# The problem
Search the records for the word "icon" and report each line that has it.

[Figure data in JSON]

========================

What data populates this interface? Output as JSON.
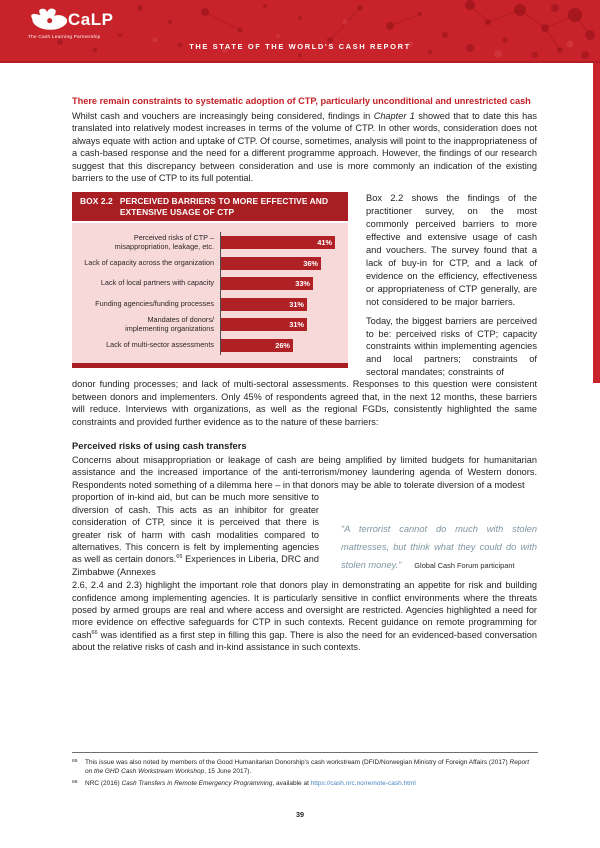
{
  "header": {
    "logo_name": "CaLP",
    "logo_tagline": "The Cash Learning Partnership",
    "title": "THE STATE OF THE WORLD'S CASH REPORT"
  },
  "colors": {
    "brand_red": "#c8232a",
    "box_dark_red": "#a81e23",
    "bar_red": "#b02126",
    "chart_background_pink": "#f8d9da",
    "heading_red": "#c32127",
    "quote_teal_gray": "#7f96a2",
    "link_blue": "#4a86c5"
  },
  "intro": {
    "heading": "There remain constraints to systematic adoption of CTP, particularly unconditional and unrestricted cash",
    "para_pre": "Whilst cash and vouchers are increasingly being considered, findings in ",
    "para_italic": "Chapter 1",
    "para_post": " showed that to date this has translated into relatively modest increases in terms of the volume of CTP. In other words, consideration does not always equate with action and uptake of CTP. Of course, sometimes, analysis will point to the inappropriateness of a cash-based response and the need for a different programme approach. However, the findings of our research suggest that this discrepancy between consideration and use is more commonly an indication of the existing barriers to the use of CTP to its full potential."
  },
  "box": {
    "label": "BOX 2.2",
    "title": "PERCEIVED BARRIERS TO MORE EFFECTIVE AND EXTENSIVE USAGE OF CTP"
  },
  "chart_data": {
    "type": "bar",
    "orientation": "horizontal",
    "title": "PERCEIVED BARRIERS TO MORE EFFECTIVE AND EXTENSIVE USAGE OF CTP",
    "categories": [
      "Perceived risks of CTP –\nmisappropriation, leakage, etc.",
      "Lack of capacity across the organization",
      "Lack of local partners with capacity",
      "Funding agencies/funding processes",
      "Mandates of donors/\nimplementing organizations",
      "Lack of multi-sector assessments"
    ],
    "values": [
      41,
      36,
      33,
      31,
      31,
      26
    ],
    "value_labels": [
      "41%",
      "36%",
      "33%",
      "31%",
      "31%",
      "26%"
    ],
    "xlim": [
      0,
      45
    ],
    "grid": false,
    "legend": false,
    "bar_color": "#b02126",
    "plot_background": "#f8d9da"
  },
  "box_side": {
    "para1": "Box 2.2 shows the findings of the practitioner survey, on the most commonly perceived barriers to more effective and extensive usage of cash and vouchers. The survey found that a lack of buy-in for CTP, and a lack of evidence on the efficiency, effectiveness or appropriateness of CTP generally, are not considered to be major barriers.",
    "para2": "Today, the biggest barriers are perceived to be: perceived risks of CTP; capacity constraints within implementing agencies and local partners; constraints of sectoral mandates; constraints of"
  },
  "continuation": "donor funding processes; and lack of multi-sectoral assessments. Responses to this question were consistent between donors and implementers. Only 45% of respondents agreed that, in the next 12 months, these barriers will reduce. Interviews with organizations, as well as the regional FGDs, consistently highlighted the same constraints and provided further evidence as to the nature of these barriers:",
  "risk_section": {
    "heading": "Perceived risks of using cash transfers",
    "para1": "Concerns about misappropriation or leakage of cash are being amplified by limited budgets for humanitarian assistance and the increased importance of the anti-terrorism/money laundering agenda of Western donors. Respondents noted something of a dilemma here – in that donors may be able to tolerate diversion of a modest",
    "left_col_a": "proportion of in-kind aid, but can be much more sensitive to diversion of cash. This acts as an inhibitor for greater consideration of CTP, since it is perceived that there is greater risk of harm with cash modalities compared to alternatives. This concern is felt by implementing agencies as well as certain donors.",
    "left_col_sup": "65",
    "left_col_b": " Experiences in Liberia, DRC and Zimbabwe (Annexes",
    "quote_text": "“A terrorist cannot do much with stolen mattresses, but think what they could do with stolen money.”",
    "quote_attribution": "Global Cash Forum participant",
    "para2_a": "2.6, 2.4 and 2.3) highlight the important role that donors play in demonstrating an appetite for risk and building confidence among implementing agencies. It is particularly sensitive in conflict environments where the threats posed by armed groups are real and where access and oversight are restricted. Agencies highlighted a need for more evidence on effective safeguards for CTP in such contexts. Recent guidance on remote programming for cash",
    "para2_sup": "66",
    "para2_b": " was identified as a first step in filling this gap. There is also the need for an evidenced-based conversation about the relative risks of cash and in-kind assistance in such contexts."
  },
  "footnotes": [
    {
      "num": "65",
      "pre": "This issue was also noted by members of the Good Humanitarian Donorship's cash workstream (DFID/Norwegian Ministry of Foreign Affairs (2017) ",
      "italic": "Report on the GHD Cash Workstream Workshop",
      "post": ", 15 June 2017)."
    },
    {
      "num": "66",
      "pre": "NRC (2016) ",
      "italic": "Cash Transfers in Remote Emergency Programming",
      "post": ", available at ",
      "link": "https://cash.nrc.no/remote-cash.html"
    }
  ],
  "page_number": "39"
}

========================

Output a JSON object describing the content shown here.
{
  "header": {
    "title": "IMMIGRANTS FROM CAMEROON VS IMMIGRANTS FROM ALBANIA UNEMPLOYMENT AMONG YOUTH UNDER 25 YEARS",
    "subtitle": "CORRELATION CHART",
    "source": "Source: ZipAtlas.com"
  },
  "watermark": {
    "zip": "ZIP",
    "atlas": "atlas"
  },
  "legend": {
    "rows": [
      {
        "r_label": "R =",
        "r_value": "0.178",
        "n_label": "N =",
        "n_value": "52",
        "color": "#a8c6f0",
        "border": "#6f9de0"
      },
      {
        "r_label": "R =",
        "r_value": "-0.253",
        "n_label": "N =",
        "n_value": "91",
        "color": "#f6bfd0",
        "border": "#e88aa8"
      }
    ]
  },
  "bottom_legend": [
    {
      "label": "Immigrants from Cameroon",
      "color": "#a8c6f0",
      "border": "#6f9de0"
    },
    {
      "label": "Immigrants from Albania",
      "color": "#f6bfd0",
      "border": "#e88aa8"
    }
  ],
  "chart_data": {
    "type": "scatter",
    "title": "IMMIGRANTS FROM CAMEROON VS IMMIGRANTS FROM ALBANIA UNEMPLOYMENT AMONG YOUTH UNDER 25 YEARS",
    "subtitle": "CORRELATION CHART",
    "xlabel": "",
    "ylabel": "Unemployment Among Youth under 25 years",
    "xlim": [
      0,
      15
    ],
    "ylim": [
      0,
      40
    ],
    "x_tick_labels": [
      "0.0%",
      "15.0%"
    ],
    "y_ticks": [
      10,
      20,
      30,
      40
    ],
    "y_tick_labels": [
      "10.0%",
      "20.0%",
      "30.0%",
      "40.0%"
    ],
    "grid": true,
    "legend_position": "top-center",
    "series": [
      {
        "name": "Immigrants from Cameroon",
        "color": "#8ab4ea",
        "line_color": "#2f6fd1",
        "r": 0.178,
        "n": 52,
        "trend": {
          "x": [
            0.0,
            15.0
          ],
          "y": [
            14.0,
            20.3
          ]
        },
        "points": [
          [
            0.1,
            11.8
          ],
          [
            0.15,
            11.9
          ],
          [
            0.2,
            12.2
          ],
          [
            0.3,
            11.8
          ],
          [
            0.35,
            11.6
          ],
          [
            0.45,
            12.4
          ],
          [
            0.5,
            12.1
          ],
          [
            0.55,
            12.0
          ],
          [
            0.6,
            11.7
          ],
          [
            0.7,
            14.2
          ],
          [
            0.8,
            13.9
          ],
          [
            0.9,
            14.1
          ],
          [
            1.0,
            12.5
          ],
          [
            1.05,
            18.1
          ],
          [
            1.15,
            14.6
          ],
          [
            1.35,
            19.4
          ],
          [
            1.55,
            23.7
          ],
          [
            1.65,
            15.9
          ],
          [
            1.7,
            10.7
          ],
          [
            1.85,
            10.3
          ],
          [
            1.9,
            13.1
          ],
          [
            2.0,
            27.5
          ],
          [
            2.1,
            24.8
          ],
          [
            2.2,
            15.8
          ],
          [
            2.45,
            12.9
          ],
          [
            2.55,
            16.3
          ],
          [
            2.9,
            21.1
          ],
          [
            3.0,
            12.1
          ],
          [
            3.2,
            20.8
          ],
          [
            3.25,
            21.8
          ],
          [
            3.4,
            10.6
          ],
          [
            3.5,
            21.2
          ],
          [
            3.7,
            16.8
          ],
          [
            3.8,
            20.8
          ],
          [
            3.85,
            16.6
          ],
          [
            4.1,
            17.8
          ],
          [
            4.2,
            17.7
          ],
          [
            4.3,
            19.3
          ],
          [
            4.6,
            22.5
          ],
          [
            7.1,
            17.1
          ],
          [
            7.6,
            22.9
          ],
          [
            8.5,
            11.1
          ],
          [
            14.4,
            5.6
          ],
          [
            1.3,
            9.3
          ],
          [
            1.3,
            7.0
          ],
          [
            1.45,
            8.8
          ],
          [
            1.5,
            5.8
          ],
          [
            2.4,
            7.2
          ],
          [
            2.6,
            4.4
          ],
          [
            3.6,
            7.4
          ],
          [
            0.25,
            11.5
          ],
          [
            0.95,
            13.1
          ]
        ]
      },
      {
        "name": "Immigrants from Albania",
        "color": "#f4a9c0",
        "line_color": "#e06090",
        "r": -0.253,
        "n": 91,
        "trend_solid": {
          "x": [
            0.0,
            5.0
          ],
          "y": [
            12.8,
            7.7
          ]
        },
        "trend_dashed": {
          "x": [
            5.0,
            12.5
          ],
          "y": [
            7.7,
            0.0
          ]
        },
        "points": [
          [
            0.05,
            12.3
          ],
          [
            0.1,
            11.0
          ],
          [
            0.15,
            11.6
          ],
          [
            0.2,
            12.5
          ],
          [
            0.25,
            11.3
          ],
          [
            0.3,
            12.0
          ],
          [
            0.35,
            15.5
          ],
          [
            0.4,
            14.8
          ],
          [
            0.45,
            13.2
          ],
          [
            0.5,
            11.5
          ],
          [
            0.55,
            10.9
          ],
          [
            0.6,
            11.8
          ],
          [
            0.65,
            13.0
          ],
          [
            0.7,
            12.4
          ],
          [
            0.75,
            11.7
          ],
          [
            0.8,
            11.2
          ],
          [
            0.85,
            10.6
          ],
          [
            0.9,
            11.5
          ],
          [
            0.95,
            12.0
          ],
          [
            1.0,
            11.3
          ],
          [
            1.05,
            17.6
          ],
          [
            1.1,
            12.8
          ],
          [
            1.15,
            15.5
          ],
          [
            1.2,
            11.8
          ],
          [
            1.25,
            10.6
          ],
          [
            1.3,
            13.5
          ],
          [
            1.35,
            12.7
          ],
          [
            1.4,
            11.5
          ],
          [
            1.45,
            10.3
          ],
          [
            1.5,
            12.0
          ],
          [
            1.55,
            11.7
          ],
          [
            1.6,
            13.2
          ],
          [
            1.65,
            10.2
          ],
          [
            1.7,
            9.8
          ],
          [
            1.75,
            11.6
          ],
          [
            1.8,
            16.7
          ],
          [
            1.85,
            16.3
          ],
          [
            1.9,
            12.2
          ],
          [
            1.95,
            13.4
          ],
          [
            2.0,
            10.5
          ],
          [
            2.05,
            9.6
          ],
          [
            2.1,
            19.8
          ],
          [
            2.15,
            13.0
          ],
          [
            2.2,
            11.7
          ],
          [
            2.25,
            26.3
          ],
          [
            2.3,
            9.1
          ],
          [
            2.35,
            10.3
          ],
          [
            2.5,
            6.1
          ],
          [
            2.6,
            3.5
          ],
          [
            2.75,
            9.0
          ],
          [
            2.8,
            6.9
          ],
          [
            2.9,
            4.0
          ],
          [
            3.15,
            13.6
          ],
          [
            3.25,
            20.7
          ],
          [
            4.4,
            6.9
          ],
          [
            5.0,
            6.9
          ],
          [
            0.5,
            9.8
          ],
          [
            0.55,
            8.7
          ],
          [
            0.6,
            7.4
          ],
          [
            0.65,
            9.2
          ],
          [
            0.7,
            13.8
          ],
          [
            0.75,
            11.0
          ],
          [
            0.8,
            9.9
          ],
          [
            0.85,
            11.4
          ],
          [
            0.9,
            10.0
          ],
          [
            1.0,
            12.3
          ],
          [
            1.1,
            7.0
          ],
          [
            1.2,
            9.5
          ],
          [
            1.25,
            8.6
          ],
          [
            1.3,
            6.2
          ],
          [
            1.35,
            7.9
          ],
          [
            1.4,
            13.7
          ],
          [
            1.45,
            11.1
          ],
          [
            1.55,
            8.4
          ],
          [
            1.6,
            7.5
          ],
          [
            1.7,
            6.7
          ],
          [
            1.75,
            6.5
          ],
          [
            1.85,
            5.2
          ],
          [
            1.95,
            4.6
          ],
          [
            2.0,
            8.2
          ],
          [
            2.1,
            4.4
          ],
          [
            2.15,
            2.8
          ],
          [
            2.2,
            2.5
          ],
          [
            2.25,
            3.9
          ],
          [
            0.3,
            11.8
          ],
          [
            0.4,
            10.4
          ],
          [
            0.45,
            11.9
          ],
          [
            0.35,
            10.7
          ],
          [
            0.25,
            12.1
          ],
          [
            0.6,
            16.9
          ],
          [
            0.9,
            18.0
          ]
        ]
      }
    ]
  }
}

========================

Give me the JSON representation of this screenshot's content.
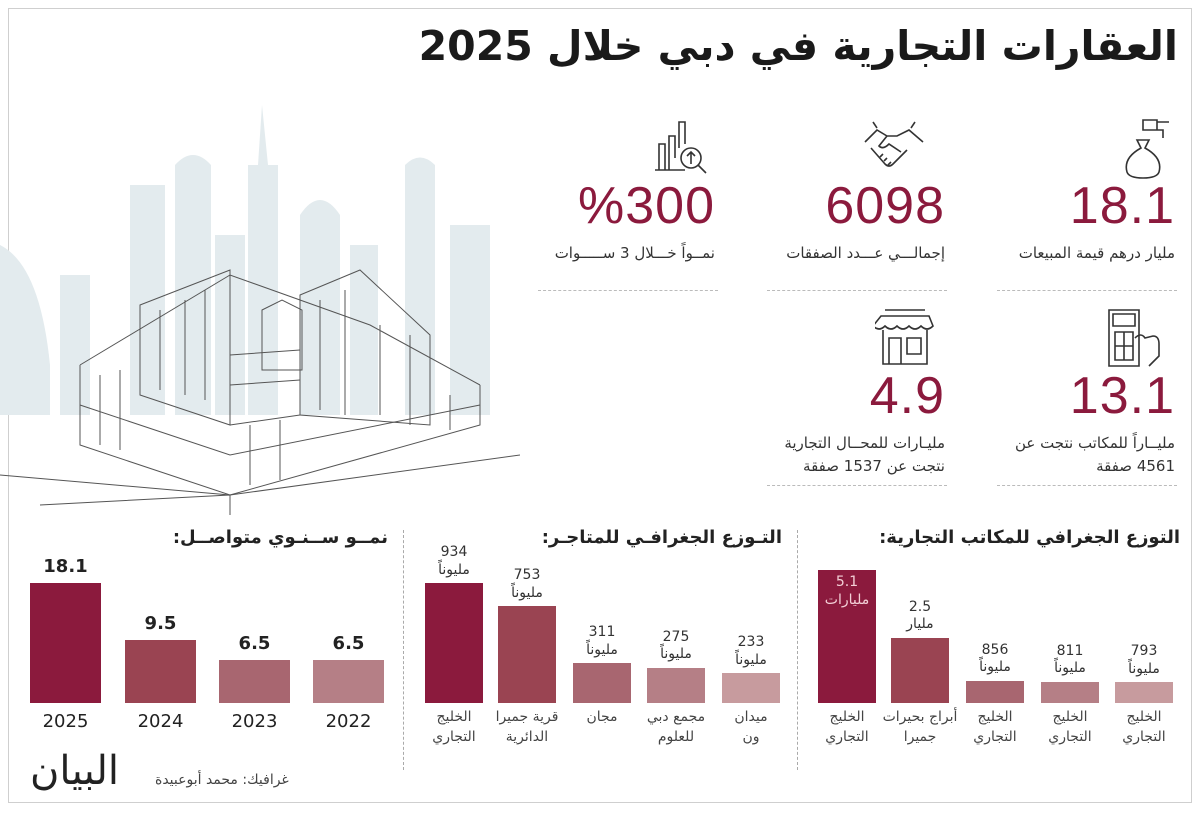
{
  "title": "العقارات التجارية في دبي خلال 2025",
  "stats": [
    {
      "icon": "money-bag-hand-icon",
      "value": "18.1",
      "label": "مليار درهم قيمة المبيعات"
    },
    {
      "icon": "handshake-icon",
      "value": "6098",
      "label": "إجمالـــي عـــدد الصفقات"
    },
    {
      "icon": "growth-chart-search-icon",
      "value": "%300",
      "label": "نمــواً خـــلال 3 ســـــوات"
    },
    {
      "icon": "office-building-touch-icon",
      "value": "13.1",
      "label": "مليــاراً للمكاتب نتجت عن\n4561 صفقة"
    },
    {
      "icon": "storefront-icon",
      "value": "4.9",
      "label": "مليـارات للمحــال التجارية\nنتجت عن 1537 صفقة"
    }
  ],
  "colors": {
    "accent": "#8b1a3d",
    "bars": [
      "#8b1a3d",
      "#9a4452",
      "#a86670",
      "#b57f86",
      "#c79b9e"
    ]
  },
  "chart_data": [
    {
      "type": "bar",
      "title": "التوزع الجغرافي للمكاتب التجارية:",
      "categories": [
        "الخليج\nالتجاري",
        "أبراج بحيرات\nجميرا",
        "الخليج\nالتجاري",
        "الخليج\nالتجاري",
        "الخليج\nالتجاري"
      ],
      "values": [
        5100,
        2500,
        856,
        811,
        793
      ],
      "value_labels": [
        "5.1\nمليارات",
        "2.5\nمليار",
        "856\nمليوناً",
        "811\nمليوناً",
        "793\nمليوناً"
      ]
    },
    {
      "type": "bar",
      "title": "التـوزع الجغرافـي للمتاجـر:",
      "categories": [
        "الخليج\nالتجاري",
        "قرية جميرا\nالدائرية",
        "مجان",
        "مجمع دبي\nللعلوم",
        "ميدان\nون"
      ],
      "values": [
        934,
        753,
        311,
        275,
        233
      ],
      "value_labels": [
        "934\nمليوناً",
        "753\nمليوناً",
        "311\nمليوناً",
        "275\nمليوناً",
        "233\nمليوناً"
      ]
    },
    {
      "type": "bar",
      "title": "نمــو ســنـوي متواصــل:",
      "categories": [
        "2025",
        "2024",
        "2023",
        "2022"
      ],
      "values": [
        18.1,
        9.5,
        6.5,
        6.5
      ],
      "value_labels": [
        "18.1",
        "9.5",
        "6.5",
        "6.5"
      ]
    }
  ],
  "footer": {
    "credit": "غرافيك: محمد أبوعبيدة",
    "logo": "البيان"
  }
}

========================

# Result for this exercise
      "icon": "money-bag-hand-icon",
      "icon": "handshake-icon",
      "icon": "growth-chart-search-icon",
      "icon": "office-building-touch-icon",
      "icon": "storefront-icon",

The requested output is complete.